--- START OF Dataset ---

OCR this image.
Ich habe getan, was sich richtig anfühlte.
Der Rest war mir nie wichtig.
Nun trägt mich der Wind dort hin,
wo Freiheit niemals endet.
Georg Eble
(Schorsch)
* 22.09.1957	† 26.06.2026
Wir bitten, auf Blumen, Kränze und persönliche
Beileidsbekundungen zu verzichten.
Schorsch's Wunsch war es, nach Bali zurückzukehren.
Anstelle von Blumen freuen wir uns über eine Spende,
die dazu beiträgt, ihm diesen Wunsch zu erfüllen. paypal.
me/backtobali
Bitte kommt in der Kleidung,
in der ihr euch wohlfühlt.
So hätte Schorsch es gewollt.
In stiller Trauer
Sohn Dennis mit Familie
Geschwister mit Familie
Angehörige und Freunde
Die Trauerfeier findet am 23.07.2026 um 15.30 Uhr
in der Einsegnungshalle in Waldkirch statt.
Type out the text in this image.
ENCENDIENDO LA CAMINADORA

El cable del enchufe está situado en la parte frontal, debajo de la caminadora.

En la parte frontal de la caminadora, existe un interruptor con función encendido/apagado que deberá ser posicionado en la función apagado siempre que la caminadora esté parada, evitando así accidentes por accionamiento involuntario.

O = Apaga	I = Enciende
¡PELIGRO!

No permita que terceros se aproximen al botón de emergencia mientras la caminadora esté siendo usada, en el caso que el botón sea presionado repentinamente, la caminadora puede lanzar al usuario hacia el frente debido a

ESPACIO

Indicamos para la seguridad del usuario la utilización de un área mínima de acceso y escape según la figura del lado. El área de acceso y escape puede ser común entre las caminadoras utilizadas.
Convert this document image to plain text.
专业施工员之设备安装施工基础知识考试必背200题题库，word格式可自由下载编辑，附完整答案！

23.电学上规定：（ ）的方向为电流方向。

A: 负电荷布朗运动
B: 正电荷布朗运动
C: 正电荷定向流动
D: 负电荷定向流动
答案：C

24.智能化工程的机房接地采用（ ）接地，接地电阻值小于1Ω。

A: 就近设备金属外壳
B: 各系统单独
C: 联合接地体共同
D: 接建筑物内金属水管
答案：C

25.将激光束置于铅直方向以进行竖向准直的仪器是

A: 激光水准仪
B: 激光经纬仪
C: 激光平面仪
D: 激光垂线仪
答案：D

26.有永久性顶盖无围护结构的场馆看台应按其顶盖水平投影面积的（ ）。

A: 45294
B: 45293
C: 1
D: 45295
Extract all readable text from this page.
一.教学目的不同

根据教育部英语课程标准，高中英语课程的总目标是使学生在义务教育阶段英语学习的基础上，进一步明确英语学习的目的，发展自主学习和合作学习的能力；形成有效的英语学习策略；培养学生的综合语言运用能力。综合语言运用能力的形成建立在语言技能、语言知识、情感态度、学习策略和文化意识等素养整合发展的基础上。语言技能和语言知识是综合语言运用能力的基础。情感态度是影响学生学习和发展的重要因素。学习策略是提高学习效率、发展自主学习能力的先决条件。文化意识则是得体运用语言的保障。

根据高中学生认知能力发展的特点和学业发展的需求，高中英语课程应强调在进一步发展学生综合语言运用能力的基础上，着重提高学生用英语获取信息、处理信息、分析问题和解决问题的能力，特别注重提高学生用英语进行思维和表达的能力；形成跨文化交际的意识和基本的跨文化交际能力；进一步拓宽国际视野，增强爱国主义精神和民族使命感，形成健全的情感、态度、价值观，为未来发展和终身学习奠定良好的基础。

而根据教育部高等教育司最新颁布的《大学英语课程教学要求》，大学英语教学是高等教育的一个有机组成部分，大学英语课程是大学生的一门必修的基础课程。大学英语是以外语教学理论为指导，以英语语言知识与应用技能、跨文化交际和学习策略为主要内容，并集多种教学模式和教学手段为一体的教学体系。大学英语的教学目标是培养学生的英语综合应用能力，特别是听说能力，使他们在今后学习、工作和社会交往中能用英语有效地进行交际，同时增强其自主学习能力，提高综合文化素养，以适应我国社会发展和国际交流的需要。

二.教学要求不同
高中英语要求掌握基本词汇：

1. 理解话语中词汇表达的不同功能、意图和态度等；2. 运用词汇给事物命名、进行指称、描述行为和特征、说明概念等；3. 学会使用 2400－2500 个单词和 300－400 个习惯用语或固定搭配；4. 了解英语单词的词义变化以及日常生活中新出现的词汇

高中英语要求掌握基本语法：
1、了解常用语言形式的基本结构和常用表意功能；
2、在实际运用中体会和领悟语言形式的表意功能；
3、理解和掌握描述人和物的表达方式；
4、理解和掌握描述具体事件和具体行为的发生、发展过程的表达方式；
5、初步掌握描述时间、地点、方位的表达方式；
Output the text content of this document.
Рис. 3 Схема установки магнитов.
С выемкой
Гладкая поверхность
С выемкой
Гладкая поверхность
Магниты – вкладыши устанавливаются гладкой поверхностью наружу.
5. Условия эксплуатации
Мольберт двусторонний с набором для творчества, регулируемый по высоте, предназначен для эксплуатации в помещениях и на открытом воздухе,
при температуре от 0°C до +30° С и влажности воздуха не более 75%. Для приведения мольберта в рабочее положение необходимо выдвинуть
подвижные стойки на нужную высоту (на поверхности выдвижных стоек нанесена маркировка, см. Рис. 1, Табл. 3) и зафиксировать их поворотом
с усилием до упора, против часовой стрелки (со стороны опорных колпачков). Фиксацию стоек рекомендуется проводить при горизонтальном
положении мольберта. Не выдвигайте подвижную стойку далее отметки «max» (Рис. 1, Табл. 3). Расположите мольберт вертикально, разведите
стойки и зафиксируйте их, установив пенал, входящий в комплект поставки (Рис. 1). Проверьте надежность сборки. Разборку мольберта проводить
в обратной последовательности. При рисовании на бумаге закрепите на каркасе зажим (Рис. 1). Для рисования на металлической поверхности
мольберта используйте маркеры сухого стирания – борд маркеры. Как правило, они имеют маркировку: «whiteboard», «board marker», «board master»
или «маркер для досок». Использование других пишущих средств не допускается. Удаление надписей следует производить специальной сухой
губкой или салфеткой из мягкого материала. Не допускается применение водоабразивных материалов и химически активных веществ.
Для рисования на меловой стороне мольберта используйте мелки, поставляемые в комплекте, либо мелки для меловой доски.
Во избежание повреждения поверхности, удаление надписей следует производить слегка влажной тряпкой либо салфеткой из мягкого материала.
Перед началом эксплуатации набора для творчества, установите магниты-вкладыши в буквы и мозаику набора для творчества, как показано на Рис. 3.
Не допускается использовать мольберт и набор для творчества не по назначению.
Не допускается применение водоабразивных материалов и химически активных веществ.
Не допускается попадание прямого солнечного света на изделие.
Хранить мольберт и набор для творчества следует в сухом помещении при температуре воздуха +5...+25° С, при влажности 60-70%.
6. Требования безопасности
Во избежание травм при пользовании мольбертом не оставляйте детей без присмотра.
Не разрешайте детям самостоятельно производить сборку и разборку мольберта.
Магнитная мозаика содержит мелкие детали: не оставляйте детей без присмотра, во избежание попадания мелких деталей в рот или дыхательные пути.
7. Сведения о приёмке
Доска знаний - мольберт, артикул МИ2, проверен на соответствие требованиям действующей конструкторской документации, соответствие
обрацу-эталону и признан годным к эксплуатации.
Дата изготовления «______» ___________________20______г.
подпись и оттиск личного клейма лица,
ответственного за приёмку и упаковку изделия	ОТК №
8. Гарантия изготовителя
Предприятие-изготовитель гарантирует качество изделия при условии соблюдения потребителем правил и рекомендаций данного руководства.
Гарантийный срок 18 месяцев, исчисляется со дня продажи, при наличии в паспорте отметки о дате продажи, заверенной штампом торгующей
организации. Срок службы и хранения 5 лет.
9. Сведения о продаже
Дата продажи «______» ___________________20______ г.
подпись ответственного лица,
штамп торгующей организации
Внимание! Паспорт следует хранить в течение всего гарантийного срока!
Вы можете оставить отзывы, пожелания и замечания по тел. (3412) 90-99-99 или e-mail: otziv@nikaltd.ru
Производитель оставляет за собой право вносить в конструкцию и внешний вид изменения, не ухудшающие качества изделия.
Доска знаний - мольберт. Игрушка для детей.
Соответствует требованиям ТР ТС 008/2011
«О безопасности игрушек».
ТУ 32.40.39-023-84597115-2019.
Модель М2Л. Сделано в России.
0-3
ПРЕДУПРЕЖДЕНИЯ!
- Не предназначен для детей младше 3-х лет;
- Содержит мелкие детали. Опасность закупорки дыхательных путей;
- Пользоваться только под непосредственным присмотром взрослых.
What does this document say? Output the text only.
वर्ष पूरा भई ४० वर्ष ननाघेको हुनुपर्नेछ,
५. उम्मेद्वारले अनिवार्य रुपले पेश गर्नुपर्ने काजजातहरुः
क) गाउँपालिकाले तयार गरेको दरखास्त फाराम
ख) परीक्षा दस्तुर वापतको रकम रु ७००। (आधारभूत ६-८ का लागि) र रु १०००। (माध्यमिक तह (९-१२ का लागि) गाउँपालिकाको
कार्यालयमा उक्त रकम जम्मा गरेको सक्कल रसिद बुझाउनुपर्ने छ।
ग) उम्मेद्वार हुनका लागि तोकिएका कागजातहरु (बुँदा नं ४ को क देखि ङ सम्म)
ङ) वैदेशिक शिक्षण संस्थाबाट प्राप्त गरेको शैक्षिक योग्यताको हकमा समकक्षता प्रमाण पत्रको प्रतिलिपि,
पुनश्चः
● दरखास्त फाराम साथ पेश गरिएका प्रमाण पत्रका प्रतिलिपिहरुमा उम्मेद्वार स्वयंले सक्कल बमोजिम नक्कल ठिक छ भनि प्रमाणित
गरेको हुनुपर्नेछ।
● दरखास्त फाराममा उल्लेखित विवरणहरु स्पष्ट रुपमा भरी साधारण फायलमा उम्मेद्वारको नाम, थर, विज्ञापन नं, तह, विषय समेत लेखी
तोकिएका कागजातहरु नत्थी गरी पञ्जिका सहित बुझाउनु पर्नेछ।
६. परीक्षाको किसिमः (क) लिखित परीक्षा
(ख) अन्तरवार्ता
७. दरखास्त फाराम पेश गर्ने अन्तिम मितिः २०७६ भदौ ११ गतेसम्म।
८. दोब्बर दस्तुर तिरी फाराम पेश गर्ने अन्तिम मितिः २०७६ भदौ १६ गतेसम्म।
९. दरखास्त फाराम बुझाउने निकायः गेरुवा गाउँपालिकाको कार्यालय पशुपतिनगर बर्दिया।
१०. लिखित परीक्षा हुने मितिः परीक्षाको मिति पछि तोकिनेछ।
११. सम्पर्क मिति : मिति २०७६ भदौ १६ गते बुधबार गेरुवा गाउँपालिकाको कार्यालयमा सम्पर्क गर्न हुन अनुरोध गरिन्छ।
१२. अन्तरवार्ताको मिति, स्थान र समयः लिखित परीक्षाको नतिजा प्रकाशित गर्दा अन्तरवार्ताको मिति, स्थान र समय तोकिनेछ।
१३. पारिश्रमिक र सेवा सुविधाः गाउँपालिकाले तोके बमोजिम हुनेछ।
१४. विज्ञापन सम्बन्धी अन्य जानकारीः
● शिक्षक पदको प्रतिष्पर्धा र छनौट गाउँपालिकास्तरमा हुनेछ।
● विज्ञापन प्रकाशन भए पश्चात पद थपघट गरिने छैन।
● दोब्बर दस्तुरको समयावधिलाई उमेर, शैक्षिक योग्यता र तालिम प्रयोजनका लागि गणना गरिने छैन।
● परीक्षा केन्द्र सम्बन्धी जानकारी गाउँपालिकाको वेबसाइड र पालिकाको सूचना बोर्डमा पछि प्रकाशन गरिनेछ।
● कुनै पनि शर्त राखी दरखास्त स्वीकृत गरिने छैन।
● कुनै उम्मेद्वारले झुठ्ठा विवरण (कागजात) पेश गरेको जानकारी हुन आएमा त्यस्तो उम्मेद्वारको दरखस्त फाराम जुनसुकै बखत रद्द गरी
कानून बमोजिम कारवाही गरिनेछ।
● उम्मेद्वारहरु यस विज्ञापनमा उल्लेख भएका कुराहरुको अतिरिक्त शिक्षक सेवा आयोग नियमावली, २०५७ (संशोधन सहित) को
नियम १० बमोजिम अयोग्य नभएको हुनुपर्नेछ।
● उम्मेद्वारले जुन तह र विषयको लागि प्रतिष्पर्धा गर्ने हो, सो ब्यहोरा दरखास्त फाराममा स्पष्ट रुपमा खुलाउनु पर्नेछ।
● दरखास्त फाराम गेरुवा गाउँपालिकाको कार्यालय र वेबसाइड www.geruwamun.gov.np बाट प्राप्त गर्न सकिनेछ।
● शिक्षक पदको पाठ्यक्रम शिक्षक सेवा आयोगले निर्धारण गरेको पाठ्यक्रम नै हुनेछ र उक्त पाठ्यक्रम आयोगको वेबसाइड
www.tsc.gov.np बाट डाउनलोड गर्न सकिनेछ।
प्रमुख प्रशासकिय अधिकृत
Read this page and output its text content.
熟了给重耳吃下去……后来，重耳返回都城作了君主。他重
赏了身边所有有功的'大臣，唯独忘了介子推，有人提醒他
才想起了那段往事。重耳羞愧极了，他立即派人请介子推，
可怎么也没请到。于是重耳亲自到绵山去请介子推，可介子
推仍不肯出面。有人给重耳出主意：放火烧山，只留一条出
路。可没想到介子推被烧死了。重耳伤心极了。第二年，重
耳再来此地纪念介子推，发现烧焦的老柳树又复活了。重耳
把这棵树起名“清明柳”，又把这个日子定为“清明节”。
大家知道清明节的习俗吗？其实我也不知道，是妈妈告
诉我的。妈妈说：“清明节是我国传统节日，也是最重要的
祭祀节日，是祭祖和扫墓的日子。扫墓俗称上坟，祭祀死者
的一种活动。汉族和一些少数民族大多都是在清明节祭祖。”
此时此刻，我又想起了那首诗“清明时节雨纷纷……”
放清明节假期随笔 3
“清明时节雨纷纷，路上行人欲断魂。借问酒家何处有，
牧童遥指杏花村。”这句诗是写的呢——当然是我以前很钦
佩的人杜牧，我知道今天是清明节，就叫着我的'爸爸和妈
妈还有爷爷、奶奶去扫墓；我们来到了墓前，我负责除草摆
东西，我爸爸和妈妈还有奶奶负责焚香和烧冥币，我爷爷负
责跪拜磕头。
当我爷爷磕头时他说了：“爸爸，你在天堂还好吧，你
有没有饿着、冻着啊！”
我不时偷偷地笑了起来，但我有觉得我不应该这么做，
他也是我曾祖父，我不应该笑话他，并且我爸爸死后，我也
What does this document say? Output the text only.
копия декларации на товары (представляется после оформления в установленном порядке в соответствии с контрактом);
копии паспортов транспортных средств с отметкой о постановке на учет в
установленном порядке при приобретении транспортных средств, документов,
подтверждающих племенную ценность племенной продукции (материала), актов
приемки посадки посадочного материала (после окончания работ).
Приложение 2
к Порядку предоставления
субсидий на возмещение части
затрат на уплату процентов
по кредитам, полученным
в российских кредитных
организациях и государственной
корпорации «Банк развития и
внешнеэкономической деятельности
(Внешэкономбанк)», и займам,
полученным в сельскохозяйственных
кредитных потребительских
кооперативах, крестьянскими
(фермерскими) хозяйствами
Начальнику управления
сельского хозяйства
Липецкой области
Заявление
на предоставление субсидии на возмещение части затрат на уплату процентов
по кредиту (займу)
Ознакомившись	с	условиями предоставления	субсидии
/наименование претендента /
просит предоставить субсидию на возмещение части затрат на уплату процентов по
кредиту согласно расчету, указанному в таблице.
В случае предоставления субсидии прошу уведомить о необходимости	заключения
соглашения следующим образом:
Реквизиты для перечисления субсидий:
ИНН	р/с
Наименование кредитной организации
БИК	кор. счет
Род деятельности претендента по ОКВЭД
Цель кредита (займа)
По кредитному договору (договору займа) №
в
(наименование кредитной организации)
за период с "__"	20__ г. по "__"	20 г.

--- END OF Dataset ---

Your answer should be only a number: how many lines of the data above contain the string "знаний"?

2